▸ **Exercise brief**
Give the listing again character for character, but drop the images.

————

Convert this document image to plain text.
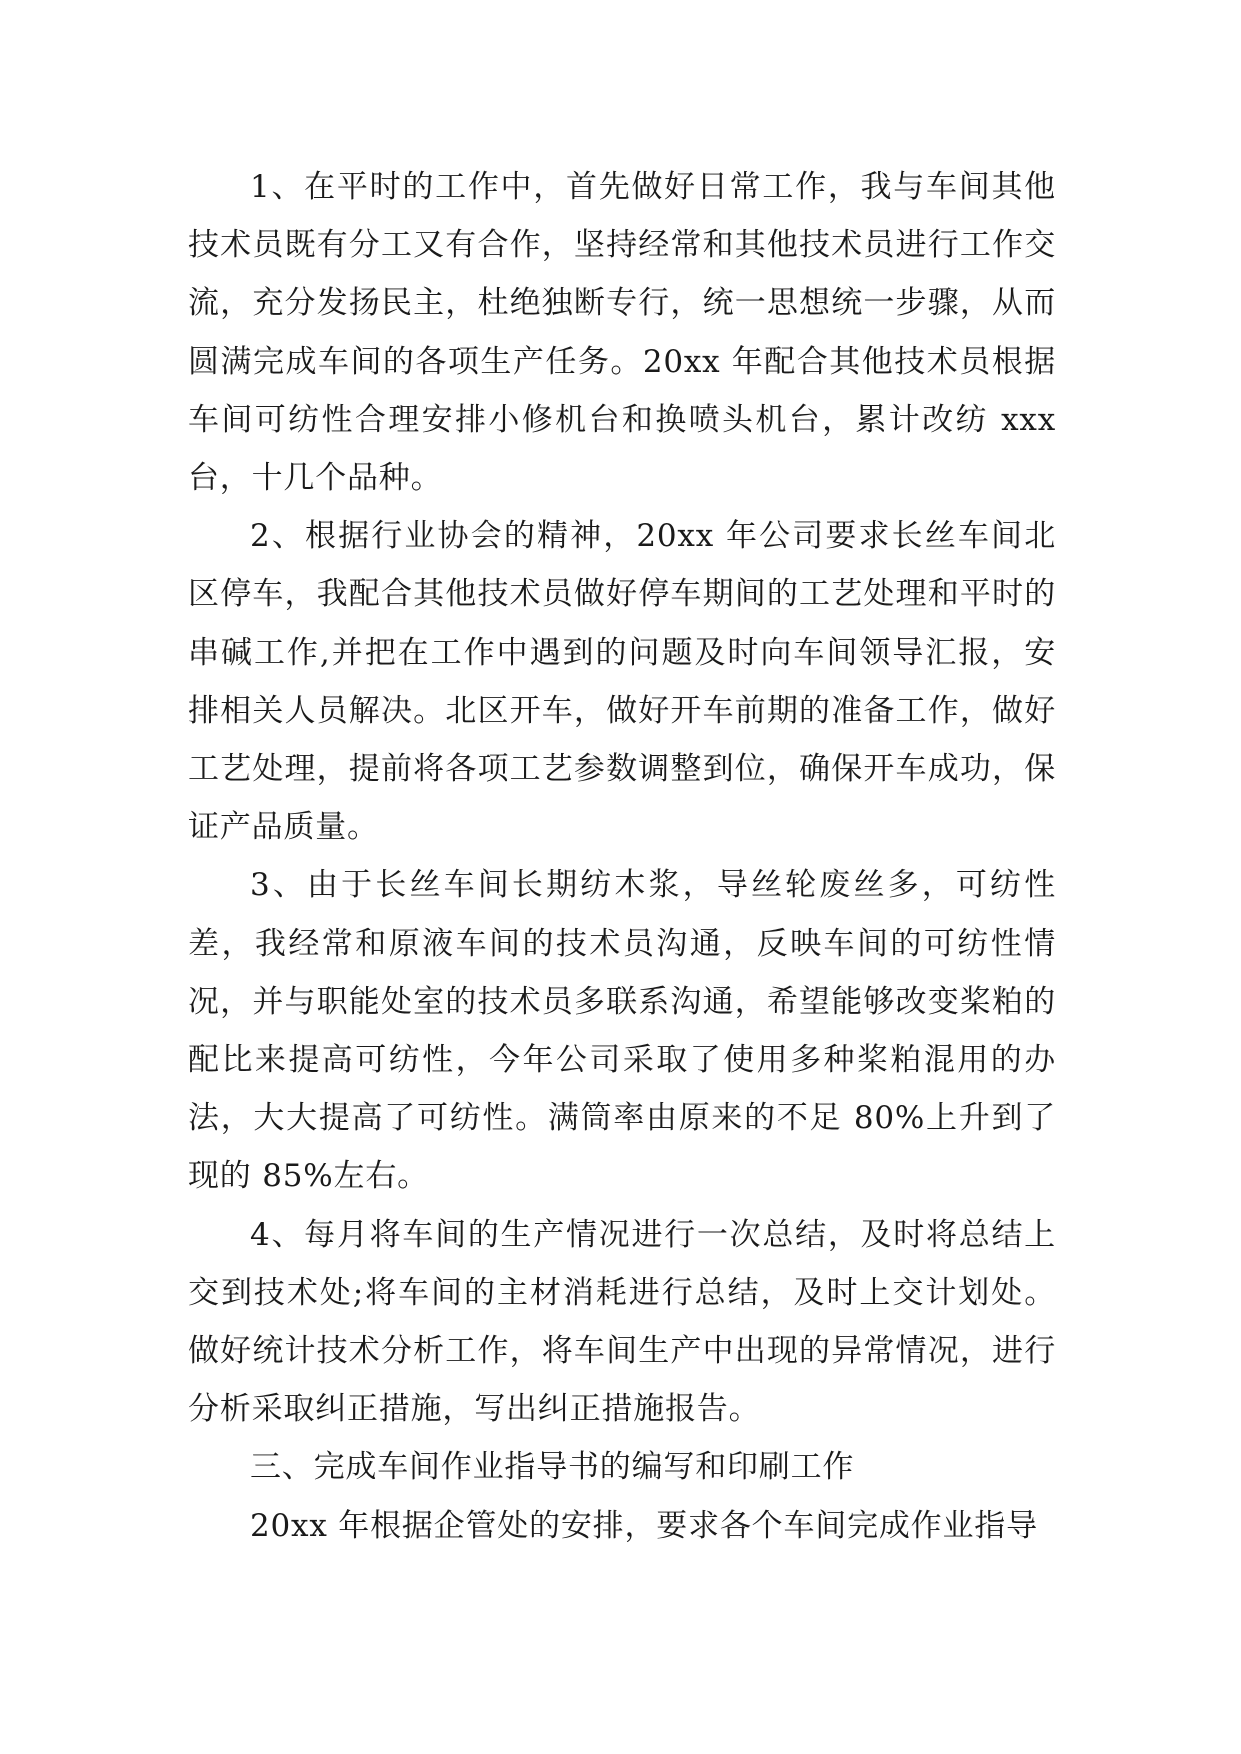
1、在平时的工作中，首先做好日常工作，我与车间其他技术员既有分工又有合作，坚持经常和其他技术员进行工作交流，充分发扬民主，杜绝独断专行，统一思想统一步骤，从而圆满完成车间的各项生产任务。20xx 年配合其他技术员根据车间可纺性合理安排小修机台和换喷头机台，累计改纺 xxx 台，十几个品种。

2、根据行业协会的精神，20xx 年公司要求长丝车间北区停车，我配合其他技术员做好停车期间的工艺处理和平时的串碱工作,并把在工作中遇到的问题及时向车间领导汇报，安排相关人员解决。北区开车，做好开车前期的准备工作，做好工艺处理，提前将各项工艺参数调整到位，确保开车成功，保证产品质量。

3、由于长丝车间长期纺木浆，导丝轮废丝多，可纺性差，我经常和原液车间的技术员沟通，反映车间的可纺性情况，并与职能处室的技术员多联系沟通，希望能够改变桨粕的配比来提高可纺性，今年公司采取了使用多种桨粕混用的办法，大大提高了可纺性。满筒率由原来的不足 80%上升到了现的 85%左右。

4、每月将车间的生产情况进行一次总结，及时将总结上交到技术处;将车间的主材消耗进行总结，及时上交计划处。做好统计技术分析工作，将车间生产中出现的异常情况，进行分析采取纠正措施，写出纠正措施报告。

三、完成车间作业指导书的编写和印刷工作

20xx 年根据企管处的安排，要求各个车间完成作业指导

————

▸ **Output**
Convert this document image to plain text.
1、在平时的工作中，首先做好日常工作，我与车间其他技术员既有分工又有合作，坚持经常和其他技术员进行工作交流，充分发扬民主，杜绝独断专行，统一思想统一步骤，从而圆满完成车间的各项生产任务。20xx 年配合其他技术员根据车间可纺性合理安排小修机台和换喷头机台，累计改纺 xxx 台，十几个品种。

2、根据行业协会的精神，20xx 年公司要求长丝车间北区停车，我配合其他技术员做好停车期间的工艺处理和平时的串碱工作,并把在工作中遇到的问题及时向车间领导汇报，安排相关人员解决。北区开车，做好开车前期的准备工作，做好工艺处理，提前将各项工艺参数调整到位，确保开车成功，保证产品质量。

3、由于长丝车间长期纺木浆，导丝轮废丝多，可纺性差，我经常和原液车间的技术员沟通，反映车间的可纺性情况，并与职能处室的技术员多联系沟通，希望能够改变桨粕的配比来提高可纺性，今年公司采取了使用多种桨粕混用的办法，大大提高了可纺性。满筒率由原来的不足 80%上升到了现的 85%左右。

4、每月将车间的生产情况进行一次总结，及时将总结上交到技术处;将车间的主材消耗进行总结，及时上交计划处。做好统计技术分析工作，将车间生产中出现的异常情况，进行分析采取纠正措施，写出纠正措施报告。

三、完成车间作业指导书的编写和印刷工作

20xx 年根据企管处的安排，要求各个车间完成作业指导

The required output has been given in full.